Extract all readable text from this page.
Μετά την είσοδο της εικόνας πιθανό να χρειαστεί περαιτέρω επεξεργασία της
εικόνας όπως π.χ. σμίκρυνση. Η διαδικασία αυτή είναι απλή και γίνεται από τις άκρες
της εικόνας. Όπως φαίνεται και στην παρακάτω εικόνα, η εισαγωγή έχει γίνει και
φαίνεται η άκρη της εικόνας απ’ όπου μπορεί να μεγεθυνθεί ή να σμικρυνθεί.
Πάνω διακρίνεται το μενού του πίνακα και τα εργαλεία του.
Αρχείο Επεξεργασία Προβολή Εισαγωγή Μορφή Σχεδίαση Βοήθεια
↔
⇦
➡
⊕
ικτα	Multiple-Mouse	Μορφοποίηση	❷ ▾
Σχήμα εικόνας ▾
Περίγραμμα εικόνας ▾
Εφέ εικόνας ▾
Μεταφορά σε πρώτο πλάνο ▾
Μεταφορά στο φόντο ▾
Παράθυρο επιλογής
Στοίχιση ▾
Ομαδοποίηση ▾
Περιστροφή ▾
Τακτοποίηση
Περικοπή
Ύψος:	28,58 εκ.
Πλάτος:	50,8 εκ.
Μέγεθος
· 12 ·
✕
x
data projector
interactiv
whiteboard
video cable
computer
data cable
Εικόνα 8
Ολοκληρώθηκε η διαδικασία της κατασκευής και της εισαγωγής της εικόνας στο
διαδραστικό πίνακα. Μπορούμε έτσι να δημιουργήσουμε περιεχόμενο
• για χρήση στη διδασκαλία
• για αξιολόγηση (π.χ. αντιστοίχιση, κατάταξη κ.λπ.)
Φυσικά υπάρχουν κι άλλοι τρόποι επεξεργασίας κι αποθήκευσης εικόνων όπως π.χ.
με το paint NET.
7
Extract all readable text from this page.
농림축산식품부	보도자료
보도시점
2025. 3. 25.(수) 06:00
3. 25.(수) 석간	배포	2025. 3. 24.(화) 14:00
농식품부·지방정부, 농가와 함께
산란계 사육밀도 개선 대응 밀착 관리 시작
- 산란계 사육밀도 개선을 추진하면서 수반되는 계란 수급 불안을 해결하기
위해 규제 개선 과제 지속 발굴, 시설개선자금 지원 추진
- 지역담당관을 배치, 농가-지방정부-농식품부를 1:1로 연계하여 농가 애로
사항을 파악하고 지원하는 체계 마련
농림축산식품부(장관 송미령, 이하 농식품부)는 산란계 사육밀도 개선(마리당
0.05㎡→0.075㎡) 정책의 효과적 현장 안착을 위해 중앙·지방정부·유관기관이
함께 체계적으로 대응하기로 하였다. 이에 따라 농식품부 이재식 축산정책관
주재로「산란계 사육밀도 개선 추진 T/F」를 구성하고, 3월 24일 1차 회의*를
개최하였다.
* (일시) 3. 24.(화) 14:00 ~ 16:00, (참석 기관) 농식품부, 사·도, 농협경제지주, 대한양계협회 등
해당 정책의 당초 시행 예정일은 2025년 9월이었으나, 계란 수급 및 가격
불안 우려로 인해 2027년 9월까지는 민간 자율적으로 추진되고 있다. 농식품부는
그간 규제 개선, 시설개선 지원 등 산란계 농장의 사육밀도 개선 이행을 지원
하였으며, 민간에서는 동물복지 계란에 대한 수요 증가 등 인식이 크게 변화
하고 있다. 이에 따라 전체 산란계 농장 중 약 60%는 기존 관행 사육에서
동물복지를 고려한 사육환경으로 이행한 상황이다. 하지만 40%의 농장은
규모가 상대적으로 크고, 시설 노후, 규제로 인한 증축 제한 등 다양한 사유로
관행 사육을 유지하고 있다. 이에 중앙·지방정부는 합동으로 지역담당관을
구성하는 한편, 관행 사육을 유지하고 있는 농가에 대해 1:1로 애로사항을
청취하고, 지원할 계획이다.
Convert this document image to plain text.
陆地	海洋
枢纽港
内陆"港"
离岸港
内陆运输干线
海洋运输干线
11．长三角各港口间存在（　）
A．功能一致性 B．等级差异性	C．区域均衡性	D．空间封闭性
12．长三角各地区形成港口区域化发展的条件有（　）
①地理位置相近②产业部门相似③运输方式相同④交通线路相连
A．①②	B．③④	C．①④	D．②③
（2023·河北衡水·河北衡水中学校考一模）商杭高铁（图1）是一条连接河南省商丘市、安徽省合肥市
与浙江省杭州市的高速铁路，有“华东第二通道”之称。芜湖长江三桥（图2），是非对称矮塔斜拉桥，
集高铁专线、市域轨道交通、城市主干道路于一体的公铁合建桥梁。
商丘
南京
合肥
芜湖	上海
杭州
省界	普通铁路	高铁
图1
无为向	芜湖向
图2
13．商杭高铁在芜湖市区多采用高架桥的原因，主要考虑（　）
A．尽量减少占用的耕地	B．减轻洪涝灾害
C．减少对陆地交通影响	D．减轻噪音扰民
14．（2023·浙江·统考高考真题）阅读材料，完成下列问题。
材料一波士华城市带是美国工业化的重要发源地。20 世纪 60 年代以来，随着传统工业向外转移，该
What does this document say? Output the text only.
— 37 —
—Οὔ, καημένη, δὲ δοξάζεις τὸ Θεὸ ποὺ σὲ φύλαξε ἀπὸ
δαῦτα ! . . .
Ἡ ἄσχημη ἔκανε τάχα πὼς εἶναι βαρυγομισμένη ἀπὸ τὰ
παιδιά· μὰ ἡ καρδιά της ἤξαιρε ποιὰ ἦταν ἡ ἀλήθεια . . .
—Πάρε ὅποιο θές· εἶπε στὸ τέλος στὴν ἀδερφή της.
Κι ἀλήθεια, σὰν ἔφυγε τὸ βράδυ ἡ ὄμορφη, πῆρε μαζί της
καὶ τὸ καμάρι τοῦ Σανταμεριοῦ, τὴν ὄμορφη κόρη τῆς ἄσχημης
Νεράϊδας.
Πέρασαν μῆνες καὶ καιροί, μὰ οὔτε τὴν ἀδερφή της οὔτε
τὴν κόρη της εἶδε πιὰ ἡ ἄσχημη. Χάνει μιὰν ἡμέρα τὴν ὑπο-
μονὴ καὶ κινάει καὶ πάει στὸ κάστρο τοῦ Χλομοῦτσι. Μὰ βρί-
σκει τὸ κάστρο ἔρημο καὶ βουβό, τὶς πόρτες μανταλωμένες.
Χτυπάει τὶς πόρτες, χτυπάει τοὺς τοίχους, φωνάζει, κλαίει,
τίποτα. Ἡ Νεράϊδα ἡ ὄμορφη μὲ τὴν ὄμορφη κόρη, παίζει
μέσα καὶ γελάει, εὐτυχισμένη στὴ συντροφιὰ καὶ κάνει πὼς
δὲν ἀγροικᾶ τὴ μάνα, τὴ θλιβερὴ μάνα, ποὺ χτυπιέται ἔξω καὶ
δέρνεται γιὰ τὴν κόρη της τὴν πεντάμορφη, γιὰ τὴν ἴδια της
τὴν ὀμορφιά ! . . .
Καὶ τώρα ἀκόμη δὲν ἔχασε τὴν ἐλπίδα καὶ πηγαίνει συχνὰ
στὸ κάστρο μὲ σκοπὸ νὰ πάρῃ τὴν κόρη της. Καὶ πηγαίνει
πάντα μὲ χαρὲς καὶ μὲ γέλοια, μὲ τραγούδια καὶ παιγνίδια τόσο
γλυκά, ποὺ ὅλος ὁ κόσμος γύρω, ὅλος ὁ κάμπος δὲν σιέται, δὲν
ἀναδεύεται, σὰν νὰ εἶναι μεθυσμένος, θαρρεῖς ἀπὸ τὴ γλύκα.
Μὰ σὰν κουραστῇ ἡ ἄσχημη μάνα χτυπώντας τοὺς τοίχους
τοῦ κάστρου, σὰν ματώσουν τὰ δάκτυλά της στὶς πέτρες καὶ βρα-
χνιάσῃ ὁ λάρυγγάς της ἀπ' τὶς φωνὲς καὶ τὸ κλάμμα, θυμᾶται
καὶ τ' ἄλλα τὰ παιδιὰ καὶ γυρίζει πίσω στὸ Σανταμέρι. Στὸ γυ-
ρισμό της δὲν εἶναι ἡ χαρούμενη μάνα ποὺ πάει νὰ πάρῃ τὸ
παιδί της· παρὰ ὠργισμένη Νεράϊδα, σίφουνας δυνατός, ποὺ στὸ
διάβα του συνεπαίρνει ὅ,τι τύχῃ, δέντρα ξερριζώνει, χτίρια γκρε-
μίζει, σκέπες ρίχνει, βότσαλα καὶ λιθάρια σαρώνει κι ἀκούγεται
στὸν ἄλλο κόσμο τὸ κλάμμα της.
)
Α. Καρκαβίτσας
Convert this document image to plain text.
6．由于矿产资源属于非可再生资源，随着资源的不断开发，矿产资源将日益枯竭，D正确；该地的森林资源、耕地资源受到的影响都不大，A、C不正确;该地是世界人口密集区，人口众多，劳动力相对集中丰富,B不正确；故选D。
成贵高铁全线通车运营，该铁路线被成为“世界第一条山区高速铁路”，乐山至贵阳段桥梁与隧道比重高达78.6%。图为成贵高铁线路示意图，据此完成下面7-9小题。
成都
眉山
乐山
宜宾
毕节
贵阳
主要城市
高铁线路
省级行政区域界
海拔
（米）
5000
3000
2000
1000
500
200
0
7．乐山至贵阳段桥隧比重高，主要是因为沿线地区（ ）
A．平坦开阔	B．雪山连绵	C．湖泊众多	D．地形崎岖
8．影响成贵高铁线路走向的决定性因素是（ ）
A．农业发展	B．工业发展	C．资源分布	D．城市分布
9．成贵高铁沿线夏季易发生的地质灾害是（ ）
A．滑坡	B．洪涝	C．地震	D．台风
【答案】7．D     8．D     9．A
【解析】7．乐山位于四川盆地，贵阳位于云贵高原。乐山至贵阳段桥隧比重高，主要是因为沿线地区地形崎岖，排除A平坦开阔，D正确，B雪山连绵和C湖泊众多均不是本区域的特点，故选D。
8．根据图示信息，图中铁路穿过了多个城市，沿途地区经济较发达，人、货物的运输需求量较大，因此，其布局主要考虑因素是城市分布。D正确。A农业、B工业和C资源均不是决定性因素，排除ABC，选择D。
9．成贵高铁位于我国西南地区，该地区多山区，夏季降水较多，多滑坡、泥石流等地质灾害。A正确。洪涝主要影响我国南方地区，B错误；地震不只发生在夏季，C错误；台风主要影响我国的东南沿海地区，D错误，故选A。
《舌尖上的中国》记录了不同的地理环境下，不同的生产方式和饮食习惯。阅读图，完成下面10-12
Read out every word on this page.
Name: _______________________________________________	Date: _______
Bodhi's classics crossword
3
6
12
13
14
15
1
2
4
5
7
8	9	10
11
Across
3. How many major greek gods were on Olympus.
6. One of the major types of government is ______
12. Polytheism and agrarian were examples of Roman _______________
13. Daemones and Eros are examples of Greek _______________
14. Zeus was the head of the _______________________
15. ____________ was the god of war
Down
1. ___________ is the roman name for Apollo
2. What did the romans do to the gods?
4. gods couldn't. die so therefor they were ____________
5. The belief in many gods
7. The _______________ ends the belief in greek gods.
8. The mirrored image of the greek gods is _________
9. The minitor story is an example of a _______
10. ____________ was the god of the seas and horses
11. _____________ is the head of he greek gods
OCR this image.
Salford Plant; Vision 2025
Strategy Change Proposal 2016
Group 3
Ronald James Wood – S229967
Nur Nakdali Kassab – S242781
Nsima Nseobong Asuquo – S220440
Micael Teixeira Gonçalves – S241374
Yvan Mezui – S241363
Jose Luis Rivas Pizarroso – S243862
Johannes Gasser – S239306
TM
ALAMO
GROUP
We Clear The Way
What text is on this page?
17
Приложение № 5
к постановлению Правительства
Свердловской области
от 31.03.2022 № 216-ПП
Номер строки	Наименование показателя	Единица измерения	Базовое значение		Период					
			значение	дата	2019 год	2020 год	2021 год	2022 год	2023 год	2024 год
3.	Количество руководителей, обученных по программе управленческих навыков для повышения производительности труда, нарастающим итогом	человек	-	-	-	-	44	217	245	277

=== Written exercise ===
Find and copy every line in the entries above where the string "examples" occurs.

=== The reply ===
12. Polytheism and agrarian were examples of Roman _______________
13. Daemones and Eros are examples of Greek _______________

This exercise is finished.